TASK DIRECTIONS:
Which lines in the records below contain the word "Государственная"? Copy each of them.

Stored dataset items:
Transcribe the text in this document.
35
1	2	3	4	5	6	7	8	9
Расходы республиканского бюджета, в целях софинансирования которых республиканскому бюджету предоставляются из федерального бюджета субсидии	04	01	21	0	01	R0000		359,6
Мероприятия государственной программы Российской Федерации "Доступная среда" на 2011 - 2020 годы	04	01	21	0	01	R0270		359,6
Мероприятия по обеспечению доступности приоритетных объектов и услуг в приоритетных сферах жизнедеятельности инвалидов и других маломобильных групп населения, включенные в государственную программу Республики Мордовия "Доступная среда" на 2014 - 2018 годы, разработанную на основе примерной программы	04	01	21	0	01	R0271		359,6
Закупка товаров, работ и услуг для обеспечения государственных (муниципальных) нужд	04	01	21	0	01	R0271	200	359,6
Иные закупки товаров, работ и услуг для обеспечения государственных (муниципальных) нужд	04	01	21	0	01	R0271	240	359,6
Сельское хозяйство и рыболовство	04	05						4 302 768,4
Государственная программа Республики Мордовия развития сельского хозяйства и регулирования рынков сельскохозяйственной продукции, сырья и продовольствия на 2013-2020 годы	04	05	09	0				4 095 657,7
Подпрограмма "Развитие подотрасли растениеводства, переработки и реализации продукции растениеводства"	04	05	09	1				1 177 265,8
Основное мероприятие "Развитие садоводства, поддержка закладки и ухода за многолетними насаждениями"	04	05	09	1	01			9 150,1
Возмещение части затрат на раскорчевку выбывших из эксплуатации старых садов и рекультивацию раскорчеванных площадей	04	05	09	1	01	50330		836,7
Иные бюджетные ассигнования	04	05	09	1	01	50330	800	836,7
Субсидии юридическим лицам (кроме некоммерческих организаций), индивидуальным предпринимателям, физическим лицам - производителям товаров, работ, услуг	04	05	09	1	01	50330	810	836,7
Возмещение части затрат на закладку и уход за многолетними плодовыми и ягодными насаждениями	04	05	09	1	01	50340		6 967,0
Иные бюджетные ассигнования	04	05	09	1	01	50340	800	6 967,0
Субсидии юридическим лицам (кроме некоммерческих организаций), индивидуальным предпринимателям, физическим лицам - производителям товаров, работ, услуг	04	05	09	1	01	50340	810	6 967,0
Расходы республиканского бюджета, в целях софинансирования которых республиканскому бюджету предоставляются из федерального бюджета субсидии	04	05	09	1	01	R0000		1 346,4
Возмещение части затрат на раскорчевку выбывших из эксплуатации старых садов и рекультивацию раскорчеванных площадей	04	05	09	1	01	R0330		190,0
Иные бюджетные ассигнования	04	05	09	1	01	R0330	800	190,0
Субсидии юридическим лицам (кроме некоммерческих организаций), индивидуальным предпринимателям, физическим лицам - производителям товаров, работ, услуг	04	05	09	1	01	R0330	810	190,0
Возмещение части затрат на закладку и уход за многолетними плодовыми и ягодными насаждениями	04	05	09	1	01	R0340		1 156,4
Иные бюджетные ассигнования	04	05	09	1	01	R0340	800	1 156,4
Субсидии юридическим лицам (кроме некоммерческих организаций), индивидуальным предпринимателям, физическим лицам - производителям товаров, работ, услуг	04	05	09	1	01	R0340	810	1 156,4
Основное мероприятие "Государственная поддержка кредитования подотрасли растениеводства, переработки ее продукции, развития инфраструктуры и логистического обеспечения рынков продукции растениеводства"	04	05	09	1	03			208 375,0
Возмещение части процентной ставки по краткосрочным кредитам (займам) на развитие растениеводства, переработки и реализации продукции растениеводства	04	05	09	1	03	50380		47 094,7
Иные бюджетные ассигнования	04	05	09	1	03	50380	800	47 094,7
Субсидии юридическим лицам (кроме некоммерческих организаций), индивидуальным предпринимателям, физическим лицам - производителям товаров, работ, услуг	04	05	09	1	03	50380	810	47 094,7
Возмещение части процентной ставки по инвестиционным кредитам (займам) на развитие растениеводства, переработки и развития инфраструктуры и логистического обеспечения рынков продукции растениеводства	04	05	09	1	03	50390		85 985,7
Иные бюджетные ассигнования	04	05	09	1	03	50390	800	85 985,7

RESPONSE TO THE TASK:
Государственная программа Республики Мордовия развития сельского хозяйства и регулирования рынков сельскохозяйственной продукции, сырья и продовольствия на 2013-2020 годы	04	05	09	0				4 095 657,7
Основное мероприятие "Государственная поддержка кредитования подотрасли растениеводства, переработки ее продукции, развития инфраструктуры и логистического обеспечения рынков продукции растениеводства"	04	05	09	1	03			208 375,0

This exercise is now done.